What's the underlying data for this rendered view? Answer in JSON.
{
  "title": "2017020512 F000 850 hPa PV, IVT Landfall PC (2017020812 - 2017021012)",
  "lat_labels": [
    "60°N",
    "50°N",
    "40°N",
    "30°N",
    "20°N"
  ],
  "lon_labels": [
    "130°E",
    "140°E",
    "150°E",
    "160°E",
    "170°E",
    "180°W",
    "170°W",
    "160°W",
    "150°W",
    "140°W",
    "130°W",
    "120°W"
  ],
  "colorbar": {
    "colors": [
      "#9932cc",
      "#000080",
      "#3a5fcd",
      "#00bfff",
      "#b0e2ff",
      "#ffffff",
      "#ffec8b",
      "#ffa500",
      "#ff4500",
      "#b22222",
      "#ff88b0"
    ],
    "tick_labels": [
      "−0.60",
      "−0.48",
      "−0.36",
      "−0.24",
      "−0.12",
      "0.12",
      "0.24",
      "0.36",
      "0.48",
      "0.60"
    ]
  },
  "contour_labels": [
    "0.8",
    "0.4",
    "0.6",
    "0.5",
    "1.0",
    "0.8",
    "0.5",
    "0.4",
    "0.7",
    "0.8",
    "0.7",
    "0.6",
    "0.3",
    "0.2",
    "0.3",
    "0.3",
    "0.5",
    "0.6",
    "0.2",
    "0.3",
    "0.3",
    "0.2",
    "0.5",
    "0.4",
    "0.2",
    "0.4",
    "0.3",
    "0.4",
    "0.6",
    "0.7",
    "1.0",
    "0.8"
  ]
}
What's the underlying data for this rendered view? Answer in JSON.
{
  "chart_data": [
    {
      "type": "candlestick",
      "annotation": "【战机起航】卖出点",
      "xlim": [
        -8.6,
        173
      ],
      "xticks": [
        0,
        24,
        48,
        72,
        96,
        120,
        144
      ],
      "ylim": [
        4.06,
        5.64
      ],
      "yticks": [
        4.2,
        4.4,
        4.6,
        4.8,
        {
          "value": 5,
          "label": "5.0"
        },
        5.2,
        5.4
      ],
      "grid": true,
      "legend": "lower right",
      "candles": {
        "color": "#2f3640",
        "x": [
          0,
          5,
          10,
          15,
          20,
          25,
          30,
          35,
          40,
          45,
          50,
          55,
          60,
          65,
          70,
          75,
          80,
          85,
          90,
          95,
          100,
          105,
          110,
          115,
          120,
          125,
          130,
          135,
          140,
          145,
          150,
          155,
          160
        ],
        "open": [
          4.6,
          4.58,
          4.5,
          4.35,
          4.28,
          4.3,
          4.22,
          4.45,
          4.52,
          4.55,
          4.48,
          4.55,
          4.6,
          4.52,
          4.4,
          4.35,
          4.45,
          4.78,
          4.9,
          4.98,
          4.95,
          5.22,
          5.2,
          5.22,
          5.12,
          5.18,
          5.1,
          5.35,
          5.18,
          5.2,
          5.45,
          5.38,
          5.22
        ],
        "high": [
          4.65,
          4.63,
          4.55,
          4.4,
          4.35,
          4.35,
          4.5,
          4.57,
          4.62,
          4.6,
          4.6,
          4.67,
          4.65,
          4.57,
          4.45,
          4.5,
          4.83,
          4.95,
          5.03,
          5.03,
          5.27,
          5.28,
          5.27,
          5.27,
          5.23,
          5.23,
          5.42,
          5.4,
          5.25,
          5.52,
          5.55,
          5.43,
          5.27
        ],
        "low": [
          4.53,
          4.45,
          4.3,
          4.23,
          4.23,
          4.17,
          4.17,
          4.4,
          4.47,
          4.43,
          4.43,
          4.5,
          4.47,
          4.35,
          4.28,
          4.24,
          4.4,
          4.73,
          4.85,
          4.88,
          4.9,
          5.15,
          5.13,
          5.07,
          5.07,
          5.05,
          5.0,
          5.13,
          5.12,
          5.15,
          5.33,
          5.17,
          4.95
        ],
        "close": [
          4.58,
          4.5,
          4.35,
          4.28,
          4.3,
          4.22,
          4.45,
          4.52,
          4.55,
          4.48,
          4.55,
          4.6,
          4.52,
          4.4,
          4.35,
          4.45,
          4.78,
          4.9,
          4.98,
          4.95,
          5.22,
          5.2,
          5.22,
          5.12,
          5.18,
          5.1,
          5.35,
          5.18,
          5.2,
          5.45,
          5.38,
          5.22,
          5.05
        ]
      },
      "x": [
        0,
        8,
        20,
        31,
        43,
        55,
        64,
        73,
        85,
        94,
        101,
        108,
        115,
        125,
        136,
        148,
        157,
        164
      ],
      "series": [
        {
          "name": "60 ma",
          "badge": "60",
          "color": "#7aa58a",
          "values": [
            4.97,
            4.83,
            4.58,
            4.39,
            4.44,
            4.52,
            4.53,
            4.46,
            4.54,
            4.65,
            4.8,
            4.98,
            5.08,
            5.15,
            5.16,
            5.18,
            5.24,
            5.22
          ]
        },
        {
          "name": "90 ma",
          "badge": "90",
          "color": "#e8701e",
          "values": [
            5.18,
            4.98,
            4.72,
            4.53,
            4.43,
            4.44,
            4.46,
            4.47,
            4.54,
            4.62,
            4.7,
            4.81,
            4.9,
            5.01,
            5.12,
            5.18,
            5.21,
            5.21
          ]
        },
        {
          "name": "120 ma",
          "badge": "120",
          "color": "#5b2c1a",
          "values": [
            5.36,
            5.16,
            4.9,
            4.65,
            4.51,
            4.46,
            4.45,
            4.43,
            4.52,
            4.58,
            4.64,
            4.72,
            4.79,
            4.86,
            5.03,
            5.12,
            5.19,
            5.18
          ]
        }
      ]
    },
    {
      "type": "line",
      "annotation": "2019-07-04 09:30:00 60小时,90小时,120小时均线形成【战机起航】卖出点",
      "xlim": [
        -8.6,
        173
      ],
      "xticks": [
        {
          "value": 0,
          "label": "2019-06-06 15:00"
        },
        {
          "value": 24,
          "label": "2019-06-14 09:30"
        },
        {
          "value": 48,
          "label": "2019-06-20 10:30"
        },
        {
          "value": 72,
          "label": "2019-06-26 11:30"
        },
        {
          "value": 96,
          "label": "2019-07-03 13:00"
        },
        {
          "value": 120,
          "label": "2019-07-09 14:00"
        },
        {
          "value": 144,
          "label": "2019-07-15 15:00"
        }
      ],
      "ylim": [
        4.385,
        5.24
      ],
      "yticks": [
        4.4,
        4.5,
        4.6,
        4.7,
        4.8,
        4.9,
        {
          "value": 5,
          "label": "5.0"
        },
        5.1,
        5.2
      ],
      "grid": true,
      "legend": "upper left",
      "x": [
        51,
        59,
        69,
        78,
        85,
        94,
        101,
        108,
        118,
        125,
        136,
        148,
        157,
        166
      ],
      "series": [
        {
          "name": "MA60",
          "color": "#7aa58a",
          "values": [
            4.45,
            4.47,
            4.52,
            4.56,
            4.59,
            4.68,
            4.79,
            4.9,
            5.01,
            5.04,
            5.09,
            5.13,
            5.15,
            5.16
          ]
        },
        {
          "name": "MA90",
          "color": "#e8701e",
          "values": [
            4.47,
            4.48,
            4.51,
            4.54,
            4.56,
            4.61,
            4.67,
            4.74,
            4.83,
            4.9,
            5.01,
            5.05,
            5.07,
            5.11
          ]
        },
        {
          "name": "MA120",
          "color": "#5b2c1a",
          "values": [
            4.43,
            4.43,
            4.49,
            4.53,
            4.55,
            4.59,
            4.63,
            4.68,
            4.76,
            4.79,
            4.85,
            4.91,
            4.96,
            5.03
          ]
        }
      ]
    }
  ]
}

What to work on:
Write out each line of the data above again, exactly as given.

Solution:
What's the underlying data for this rendered view? Answer in JSON.
{
  "title": "2017020512 F000 850 hPa PV, IVT Landfall PC (2017020812 - 2017021012)",
  "lat_labels": [
    "60°N",
    "50°N",
    "40°N",
    "30°N",
    "20°N"
  ],
  "lon_labels": [
    "130°E",
    "140°E",
    "150°E",
    "160°E",
    "170°E",
    "180°W",
    "170°W",
    "160°W",
    "150°W",
    "140°W",
    "130°W",
    "120°W"
  ],
  "colorbar": {
    "colors": [
      "#9932cc",
      "#000080",
      "#3a5fcd",
      "#00bfff",
      "#b0e2ff",
      "#ffffff",
      "#ffec8b",
      "#ffa500",
      "#ff4500",
      "#b22222",
      "#ff88b0"
    ],
    "tick_labels": [
      "−0.60",
      "−0.48",
      "−0.36",
      "−0.24",
      "−0.12",
      "0.12",
      "0.24",
      "0.36",
      "0.48",
      "0.60"
    ]
  },
  "contour_labels": [
    "0.8",
    "0.4",
    "0.6",
    "0.5",
    "1.0",
    "0.8",
    "0.5",
    "0.4",
    "0.7",
    "0.8",
    "0.7",
    "0.6",
    "0.3",
    "0.2",
    "0.3",
    "0.3",
    "0.5",
    "0.6",
    "0.2",
    "0.3",
    "0.3",
    "0.2",
    "0.5",
    "0.4",
    "0.2",
    "0.4",
    "0.3",
    "0.4",
    "0.6",
    "0.7",
    "1.0",
    "0.8"
  ]
}
What's the underlying data for this rendered view? Answer in JSON.
{
  "chart_data": [
    {
      "type": "candlestick",
      "annotation": "【战机起航】卖出点",
      "xlim": [
        -8.6,
        173
      ],
      "xticks": [
        0,
        24,
        48,
        72,
        96,
        120,
        144
      ],
      "ylim": [
        4.06,
        5.64
      ],
      "yticks": [
        4.2,
        4.4,
        4.6,
        4.8,
        {
          "value": 5,
          "label": "5.0"
        },
        5.2,
        5.4
      ],
      "grid": true,
      "legend": "lower right",
      "candles": {
        "color": "#2f3640",
        "x": [
          0,
          5,
          10,
          15,
          20,
          25,
          30,
          35,
          40,
          45,
          50,
          55,
          60,
          65,
          70,
          75,
          80,
          85,
          90,
          95,
          100,
          105,
          110,
          115,
          120,
          125,
          130,
          135,
          140,
          145,
          150,
          155,
          160
        ],
        "open": [
          4.6,
          4.58,
          4.5,
          4.35,
          4.28,
          4.3,
          4.22,
          4.45,
          4.52,
          4.55,
          4.48,
          4.55,
          4.6,
          4.52,
          4.4,
          4.35,
          4.45,
          4.78,
          4.9,
          4.98,
          4.95,
          5.22,
          5.2,
          5.22,
          5.12,
          5.18,
          5.1,
          5.35,
          5.18,
          5.2,
          5.45,
          5.38,
          5.22
        ],
        "high": [
          4.65,
          4.63,
          4.55,
          4.4,
          4.35,
          4.35,
          4.5,
          4.57,
          4.62,
          4.6,
          4.6,
          4.67,
          4.65,
          4.57,
          4.45,
          4.5,
          4.83,
          4.95,
          5.03,
          5.03,
          5.27,
          5.28,
          5.27,
          5.27,
          5.23,
          5.23,
          5.42,
          5.4,
          5.25,
          5.52,
          5.55,
          5.43,
          5.27
        ],
        "low": [
          4.53,
          4.45,
          4.3,
          4.23,
          4.23,
          4.17,
          4.17,
          4.4,
          4.47,
          4.43,
          4.43,
          4.5,
          4.47,
          4.35,
          4.28,
          4.24,
          4.4,
          4.73,
          4.85,
          4.88,
          4.9,
          5.15,
          5.13,
          5.07,
          5.07,
          5.05,
          5.0,
          5.13,
          5.12,
          5.15,
          5.33,
          5.17,
          4.95
        ],
        "close": [
          4.58,
          4.5,
          4.35,
          4.28,
          4.3,
          4.22,
          4.45,
          4.52,
          4.55,
          4.48,
          4.55,
          4.6,
          4.52,
          4.4,
          4.35,
          4.45,
          4.78,
          4.9,
          4.98,
          4.95,
          5.22,
          5.2,
          5.22,
          5.12,
          5.18,
          5.1,
          5.35,
          5.18,
          5.2,
          5.45,
          5.38,
          5.22,
          5.05
        ]
      },
      "x": [
        0,
        8,
        20,
        31,
        43,
        55,
        64,
        73,
        85,
        94,
        101,
        108,
        115,
        125,
        136,
        148,
        157,
        164
      ],
      "series": [
        {
          "name": "60 ma",
          "badge": "60",
          "color": "#7aa58a",
          "values": [
            4.97,
            4.83,
            4.58,
            4.39,
            4.44,
            4.52,
            4.53,
            4.46,
            4.54,
            4.65,
            4.8,
            4.98,
            5.08,
            5.15,
            5.16,
            5.18,
            5.24,
            5.22
          ]
        },
        {
          "name": "90 ma",
          "badge": "90",
          "color": "#e8701e",
          "values": [
            5.18,
            4.98,
            4.72,
            4.53,
            4.43,
            4.44,
            4.46,
            4.47,
            4.54,
            4.62,
            4.7,
            4.81,
            4.9,
            5.01,
            5.12,
            5.18,
            5.21,
            5.21
          ]
        },
        {
          "name": "120 ma",
          "badge": "120",
          "color": "#5b2c1a",
          "values": [
            5.36,
            5.16,
            4.9,
            4.65,
            4.51,
            4.46,
            4.45,
            4.43,
            4.52,
            4.58,
            4.64,
            4.72,
            4.79,
            4.86,
            5.03,
            5.12,
            5.19,
            5.18
          ]
        }
      ]
    },
    {
      "type": "line",
      "annotation": "2019-07-04 09:30:00 60小时,90小时,120小时均线形成【战机起航】卖出点",
      "xlim": [
        -8.6,
        173
      ],
      "xticks": [
        {
          "value": 0,
          "label": "2019-06-06 15:00"
        },
        {
          "value": 24,
          "label": "2019-06-14 09:30"
        },
        {
          "value": 48,
          "label": "2019-06-20 10:30"
        },
        {
          "value": 72,
          "label": "2019-06-26 11:30"
        },
        {
          "value": 96,
          "label": "2019-07-03 13:00"
        },
        {
          "value": 120,
          "label": "2019-07-09 14:00"
        },
        {
          "value": 144,
          "label": "2019-07-15 15:00"
        }
      ],
      "ylim": [
        4.385,
        5.24
      ],
      "yticks": [
        4.4,
        4.5,
        4.6,
        4.7,
        4.8,
        4.9,
        {
          "value": 5,
          "label": "5.0"
        },
        5.1,
        5.2
      ],
      "grid": true,
      "legend": "upper left",
      "x": [
        51,
        59,
        69,
        78,
        85,
        94,
        101,
        108,
        118,
        125,
        136,
        148,
        157,
        166
      ],
      "series": [
        {
          "name": "MA60",
          "color": "#7aa58a",
          "values": [
            4.45,
            4.47,
            4.52,
            4.56,
            4.59,
            4.68,
            4.79,
            4.9,
            5.01,
            5.04,
            5.09,
            5.13,
            5.15,
            5.16
          ]
        },
        {
          "name": "MA90",
          "color": "#e8701e",
          "values": [
            4.47,
            4.48,
            4.51,
            4.54,
            4.56,
            4.61,
            4.67,
            4.74,
            4.83,
            4.9,
            5.01,
            5.05,
            5.07,
            5.11
          ]
        },
        {
          "name": "MA120",
          "color": "#5b2c1a",
          "values": [
            4.43,
            4.43,
            4.49,
            4.53,
            4.55,
            4.59,
            4.63,
            4.68,
            4.76,
            4.79,
            4.85,
            4.91,
            4.96,
            5.03
          ]
        }
      ]
    }
  ]
}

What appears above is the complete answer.